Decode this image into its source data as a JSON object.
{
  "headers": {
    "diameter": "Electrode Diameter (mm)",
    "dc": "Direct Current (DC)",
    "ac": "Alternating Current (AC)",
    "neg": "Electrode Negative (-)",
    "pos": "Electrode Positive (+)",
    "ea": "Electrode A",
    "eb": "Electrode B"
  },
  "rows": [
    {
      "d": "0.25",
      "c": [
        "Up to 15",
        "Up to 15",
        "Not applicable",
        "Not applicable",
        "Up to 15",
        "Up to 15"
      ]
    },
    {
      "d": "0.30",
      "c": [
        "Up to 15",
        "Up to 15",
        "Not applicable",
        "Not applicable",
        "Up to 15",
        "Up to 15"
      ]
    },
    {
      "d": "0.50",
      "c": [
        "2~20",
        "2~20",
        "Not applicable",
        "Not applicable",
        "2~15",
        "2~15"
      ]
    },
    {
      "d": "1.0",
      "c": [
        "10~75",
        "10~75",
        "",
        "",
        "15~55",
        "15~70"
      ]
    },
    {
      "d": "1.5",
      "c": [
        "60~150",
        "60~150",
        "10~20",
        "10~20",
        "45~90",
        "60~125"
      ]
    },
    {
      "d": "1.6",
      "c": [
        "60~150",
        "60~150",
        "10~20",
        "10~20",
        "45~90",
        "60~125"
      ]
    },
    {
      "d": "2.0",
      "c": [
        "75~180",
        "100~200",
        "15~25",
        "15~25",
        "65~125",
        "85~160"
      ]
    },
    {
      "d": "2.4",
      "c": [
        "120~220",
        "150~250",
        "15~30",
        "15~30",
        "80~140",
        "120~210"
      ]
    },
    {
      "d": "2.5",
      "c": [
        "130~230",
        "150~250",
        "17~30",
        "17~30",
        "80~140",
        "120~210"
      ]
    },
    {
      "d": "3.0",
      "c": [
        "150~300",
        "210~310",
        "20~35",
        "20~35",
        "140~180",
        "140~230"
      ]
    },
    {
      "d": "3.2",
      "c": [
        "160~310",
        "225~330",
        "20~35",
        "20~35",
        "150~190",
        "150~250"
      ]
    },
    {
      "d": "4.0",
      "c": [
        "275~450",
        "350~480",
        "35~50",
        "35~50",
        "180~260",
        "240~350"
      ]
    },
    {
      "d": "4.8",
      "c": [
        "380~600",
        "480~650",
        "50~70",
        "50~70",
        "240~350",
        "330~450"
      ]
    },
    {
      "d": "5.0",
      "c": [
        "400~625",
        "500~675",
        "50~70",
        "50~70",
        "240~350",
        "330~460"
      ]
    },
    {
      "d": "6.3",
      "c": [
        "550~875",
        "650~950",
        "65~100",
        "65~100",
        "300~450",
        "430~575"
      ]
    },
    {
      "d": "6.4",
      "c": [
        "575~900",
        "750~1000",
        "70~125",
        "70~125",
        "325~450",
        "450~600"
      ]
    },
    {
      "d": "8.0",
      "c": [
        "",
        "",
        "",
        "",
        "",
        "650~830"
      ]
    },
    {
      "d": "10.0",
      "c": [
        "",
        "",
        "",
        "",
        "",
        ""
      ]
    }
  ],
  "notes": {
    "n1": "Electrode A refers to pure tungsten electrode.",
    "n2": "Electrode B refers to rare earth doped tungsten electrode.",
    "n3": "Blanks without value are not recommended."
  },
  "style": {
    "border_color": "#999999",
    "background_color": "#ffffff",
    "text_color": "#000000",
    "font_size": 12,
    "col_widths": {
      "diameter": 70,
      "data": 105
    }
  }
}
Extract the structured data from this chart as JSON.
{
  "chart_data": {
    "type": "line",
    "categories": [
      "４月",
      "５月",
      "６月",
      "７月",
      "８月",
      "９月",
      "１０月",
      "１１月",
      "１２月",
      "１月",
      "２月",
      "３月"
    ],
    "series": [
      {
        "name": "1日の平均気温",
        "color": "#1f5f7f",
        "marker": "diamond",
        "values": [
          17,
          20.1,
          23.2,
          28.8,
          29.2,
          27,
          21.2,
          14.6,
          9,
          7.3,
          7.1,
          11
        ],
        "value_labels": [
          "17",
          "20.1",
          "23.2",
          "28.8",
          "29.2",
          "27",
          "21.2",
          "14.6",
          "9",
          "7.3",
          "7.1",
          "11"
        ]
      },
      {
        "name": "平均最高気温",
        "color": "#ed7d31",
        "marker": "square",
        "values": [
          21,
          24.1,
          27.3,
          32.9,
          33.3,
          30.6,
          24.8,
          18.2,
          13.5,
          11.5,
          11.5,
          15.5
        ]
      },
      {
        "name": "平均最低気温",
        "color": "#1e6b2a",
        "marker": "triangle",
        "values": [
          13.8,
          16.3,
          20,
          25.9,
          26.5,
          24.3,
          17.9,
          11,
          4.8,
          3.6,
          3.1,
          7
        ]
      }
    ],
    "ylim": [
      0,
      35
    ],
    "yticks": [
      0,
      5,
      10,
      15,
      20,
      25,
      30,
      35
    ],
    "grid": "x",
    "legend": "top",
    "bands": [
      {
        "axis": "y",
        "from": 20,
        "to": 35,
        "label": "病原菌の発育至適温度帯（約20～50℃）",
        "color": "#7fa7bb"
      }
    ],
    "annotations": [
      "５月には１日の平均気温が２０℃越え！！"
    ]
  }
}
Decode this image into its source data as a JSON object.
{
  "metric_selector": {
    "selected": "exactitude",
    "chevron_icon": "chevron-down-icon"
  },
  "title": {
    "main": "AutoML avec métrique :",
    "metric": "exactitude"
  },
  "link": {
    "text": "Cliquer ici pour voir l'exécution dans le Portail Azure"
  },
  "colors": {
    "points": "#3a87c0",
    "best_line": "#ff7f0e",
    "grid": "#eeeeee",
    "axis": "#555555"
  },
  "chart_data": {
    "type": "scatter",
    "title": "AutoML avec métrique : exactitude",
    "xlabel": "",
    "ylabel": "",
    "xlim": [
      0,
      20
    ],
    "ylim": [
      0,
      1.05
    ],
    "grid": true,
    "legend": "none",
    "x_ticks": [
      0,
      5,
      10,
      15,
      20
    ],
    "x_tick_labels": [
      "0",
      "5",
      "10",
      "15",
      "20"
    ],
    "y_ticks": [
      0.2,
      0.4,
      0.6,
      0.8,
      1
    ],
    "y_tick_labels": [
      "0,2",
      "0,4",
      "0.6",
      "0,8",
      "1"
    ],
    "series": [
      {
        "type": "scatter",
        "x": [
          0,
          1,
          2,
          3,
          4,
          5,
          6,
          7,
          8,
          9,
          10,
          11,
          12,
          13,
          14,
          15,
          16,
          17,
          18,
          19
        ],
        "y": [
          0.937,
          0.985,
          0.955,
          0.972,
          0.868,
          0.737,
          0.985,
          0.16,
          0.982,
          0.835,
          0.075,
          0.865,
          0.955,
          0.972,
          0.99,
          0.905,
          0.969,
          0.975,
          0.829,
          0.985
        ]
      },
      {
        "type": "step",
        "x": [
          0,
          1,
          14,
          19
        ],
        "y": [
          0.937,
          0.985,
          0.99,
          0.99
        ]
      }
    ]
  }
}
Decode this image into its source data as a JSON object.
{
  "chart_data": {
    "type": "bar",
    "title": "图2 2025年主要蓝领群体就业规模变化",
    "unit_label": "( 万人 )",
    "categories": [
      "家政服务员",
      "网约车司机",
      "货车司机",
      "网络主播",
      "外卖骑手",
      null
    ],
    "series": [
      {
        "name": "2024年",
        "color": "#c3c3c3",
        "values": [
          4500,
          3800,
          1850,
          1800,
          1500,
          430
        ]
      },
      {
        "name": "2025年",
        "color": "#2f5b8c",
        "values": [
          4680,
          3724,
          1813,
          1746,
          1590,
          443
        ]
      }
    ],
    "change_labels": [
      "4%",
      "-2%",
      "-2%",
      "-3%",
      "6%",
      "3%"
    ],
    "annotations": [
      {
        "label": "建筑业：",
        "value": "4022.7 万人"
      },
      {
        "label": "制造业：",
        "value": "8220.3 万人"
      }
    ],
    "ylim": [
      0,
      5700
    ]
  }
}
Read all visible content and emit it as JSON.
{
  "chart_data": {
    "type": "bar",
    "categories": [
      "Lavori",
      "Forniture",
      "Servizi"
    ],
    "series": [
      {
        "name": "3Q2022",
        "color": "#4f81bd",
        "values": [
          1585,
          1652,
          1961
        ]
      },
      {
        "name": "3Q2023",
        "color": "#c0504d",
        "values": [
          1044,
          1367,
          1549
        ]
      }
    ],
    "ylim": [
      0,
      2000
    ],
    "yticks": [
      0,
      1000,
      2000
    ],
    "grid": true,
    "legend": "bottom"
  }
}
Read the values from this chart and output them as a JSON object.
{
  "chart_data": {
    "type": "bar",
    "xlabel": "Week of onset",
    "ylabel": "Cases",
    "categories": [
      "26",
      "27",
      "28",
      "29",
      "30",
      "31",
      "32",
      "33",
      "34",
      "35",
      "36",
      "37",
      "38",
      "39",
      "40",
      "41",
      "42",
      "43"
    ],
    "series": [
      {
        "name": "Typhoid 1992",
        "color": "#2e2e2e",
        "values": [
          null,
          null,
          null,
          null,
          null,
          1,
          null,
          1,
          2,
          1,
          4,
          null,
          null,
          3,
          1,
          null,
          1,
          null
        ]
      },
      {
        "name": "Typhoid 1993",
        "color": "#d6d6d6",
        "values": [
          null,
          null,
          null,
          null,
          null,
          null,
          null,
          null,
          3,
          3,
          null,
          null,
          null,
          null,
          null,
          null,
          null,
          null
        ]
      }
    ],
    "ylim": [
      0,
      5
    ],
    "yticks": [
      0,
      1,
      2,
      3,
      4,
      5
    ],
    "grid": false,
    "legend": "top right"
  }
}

EXERCISE DIRECTIONS
Write out every line of the data that holds the word "grid".

WRITTEN SOLUTION
    "grid": "x",
    "grid": "#eeeeee",
    "grid": true,
    "grid": true,
    "grid": false,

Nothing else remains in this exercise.